[START Records to use]

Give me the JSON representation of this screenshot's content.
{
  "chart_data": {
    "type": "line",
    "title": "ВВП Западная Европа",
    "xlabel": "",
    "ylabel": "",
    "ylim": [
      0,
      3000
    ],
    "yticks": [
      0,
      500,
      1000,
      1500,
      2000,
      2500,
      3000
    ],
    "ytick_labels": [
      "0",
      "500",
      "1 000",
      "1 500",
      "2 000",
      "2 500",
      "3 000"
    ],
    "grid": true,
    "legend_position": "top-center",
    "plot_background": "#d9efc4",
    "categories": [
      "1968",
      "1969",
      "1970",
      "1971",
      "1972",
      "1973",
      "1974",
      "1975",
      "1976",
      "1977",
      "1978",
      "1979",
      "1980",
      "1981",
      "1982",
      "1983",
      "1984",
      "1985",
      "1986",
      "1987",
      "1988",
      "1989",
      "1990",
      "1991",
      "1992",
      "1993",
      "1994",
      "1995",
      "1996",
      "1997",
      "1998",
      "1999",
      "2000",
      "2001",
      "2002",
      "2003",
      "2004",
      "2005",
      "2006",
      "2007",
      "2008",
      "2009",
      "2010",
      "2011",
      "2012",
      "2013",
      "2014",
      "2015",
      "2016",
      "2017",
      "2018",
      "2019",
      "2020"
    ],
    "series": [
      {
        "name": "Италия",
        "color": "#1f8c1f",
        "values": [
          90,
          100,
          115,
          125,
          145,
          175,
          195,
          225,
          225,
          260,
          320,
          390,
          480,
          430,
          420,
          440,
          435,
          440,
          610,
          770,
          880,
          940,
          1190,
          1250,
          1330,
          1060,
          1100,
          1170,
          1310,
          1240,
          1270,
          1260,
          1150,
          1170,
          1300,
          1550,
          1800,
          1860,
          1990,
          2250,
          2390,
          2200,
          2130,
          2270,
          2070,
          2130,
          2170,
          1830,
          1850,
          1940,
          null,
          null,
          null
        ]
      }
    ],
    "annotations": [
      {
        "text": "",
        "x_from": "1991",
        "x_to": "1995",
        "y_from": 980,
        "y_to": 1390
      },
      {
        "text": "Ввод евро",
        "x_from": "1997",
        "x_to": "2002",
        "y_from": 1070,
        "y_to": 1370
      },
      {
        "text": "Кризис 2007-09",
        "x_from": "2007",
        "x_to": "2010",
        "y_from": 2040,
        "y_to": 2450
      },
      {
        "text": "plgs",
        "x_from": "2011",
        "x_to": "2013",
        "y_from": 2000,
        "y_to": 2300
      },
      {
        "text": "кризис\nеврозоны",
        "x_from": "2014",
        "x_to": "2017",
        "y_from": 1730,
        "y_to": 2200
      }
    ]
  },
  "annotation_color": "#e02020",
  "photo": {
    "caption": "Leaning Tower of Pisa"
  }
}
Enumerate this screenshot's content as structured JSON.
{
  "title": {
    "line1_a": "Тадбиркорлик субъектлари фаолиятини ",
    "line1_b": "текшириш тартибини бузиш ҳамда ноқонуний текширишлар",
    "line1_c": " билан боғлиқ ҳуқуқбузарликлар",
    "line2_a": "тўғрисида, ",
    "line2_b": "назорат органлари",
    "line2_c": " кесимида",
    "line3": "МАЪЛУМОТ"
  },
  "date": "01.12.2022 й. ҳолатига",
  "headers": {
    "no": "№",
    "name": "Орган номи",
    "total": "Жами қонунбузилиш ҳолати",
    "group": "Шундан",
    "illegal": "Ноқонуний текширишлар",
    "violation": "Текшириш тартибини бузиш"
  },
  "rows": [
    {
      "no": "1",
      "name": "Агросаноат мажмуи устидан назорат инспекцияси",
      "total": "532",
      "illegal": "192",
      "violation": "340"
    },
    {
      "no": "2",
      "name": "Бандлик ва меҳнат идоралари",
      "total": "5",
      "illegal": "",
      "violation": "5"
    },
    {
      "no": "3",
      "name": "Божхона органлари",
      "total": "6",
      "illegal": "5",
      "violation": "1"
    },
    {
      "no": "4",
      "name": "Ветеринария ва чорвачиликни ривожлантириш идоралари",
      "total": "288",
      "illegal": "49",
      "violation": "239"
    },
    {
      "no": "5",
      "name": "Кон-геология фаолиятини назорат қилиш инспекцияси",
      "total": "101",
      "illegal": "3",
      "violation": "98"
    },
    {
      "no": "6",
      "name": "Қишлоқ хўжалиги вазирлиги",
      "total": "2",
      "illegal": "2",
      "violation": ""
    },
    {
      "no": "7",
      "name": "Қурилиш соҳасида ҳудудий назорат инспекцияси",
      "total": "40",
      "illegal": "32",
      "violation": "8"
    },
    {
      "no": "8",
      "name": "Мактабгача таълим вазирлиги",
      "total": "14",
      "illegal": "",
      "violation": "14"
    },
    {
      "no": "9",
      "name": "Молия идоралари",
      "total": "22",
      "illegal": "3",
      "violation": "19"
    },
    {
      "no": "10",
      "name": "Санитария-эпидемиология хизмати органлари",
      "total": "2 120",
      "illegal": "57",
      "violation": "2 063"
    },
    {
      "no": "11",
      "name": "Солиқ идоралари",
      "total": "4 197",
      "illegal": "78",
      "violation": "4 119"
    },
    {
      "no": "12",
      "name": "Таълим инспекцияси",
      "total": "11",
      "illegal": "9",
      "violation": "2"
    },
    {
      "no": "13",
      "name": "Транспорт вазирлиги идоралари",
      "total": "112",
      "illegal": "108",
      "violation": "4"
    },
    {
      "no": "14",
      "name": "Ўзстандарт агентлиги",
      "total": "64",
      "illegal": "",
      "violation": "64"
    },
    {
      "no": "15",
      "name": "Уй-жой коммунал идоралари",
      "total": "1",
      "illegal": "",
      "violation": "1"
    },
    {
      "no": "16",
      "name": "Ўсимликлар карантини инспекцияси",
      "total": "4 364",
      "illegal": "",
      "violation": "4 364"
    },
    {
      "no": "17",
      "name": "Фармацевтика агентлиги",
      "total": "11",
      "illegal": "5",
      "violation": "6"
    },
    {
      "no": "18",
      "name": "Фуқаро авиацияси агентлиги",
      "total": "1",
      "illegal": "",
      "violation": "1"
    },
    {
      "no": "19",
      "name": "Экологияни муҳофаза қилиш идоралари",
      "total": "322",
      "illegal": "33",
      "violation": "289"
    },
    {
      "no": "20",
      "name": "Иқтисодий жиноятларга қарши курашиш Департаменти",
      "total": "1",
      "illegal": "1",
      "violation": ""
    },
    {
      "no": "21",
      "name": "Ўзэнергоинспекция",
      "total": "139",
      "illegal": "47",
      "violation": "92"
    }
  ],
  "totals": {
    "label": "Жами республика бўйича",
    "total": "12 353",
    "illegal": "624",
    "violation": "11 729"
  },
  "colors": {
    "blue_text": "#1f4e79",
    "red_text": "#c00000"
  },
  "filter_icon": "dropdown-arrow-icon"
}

[END Records to use]

▸ **Problem description**
Output all of the data again, exactly.

▸ **Response to the task**
Give me the JSON representation of this screenshot's content.
{
  "chart_data": {
    "type": "line",
    "title": "ВВП Западная Европа",
    "xlabel": "",
    "ylabel": "",
    "ylim": [
      0,
      3000
    ],
    "yticks": [
      0,
      500,
      1000,
      1500,
      2000,
      2500,
      3000
    ],
    "ytick_labels": [
      "0",
      "500",
      "1 000",
      "1 500",
      "2 000",
      "2 500",
      "3 000"
    ],
    "grid": true,
    "legend_position": "top-center",
    "plot_background": "#d9efc4",
    "categories": [
      "1968",
      "1969",
      "1970",
      "1971",
      "1972",
      "1973",
      "1974",
      "1975",
      "1976",
      "1977",
      "1978",
      "1979",
      "1980",
      "1981",
      "1982",
      "1983",
      "1984",
      "1985",
      "1986",
      "1987",
      "1988",
      "1989",
      "1990",
      "1991",
      "1992",
      "1993",
      "1994",
      "1995",
      "1996",
      "1997",
      "1998",
      "1999",
      "2000",
      "2001",
      "2002",
      "2003",
      "2004",
      "2005",
      "2006",
      "2007",
      "2008",
      "2009",
      "2010",
      "2011",
      "2012",
      "2013",
      "2014",
      "2015",
      "2016",
      "2017",
      "2018",
      "2019",
      "2020"
    ],
    "series": [
      {
        "name": "Италия",
        "color": "#1f8c1f",
        "values": [
          90,
          100,
          115,
          125,
          145,
          175,
          195,
          225,
          225,
          260,
          320,
          390,
          480,
          430,
          420,
          440,
          435,
          440,
          610,
          770,
          880,
          940,
          1190,
          1250,
          1330,
          1060,
          1100,
          1170,
          1310,
          1240,
          1270,
          1260,
          1150,
          1170,
          1300,
          1550,
          1800,
          1860,
          1990,
          2250,
          2390,
          2200,
          2130,
          2270,
          2070,
          2130,
          2170,
          1830,
          1850,
          1940,
          null,
          null,
          null
        ]
      }
    ],
    "annotations": [
      {
        "text": "",
        "x_from": "1991",
        "x_to": "1995",
        "y_from": 980,
        "y_to": 1390
      },
      {
        "text": "Ввод евро",
        "x_from": "1997",
        "x_to": "2002",
        "y_from": 1070,
        "y_to": 1370
      },
      {
        "text": "Кризис 2007-09",
        "x_from": "2007",
        "x_to": "2010",
        "y_from": 2040,
        "y_to": 2450
      },
      {
        "text": "plgs",
        "x_from": "2011",
        "x_to": "2013",
        "y_from": 2000,
        "y_to": 2300
      },
      {
        "text": "кризис\nеврозоны",
        "x_from": "2014",
        "x_to": "2017",
        "y_from": 1730,
        "y_to": 2200
      }
    ]
  },
  "annotation_color": "#e02020",
  "photo": {
    "caption": "Leaning Tower of Pisa"
  }
}
Enumerate this screenshot's content as structured JSON.
{
  "title": {
    "line1_a": "Тадбиркорлик субъектлари фаолиятини ",
    "line1_b": "текшириш тартибини бузиш ҳамда ноқонуний текширишлар",
    "line1_c": " билан боғлиқ ҳуқуқбузарликлар",
    "line2_a": "тўғрисида, ",
    "line2_b": "назорат органлари",
    "line2_c": " кесимида",
    "line3": "МАЪЛУМОТ"
  },
  "date": "01.12.2022 й. ҳолатига",
  "headers": {
    "no": "№",
    "name": "Орган номи",
    "total": "Жами қонунбузилиш ҳолати",
    "group": "Шундан",
    "illegal": "Ноқонуний текширишлар",
    "violation": "Текшириш тартибини бузиш"
  },
  "rows": [
    {
      "no": "1",
      "name": "Агросаноат мажмуи устидан назорат инспекцияси",
      "total": "532",
      "illegal": "192",
      "violation": "340"
    },
    {
      "no": "2",
      "name": "Бандлик ва меҳнат идоралари",
      "total": "5",
      "illegal": "",
      "violation": "5"
    },
    {
      "no": "3",
      "name": "Божхона органлари",
      "total": "6",
      "illegal": "5",
      "violation": "1"
    },
    {
      "no": "4",
      "name": "Ветеринария ва чорвачиликни ривожлантириш идоралари",
      "total": "288",
      "illegal": "49",
      "violation": "239"
    },
    {
      "no": "5",
      "name": "Кон-геология фаолиятини назорат қилиш инспекцияси",
      "total": "101",
      "illegal": "3",
      "violation": "98"
    },
    {
      "no": "6",
      "name": "Қишлоқ хўжалиги вазирлиги",
      "total": "2",
      "illegal": "2",
      "violation": ""
    },
    {
      "no": "7",
      "name": "Қурилиш соҳасида ҳудудий назорат инспекцияси",
      "total": "40",
      "illegal": "32",
      "violation": "8"
    },
    {
      "no": "8",
      "name": "Мактабгача таълим вазирлиги",
      "total": "14",
      "illegal": "",
      "violation": "14"
    },
    {
      "no": "9",
      "name": "Молия идоралари",
      "total": "22",
      "illegal": "3",
      "violation": "19"
    },
    {
      "no": "10",
      "name": "Санитария-эпидемиология хизмати органлари",
      "total": "2 120",
      "illegal": "57",
      "violation": "2 063"
    },
    {
      "no": "11",
      "name": "Солиқ идоралари",
      "total": "4 197",
      "illegal": "78",
      "violation": "4 119"
    },
    {
      "no": "12",
      "name": "Таълим инспекцияси",
      "total": "11",
      "illegal": "9",
      "violation": "2"
    },
    {
      "no": "13",
      "name": "Транспорт вазирлиги идоралари",
      "total": "112",
      "illegal": "108",
      "violation": "4"
    },
    {
      "no": "14",
      "name": "Ўзстандарт агентлиги",
      "total": "64",
      "illegal": "",
      "violation": "64"
    },
    {
      "no": "15",
      "name": "Уй-жой коммунал идоралари",
      "total": "1",
      "illegal": "",
      "violation": "1"
    },
    {
      "no": "16",
      "name": "Ўсимликлар карантини инспекцияси",
      "total": "4 364",
      "illegal": "",
      "violation": "4 364"
    },
    {
      "no": "17",
      "name": "Фармацевтика агентлиги",
      "total": "11",
      "illegal": "5",
      "violation": "6"
    },
    {
      "no": "18",
      "name": "Фуқаро авиацияси агентлиги",
      "total": "1",
      "illegal": "",
      "violation": "1"
    },
    {
      "no": "19",
      "name": "Экологияни муҳофаза қилиш идоралари",
      "total": "322",
      "illegal": "33",
      "violation": "289"
    },
    {
      "no": "20",
      "name": "Иқтисодий жиноятларга қарши курашиш Департаменти",
      "total": "1",
      "illegal": "1",
      "violation": ""
    },
    {
      "no": "21",
      "name": "Ўзэнергоинспекция",
      "total": "139",
      "illegal": "47",
      "violation": "92"
    }
  ],
  "totals": {
    "label": "Жами республика бўйича",
    "total": "12 353",
    "illegal": "624",
    "violation": "11 729"
  },
  "colors": {
    "blue_text": "#1f4e79",
    "red_text": "#c00000"
  },
  "filter_icon": "dropdown-arrow-icon"
}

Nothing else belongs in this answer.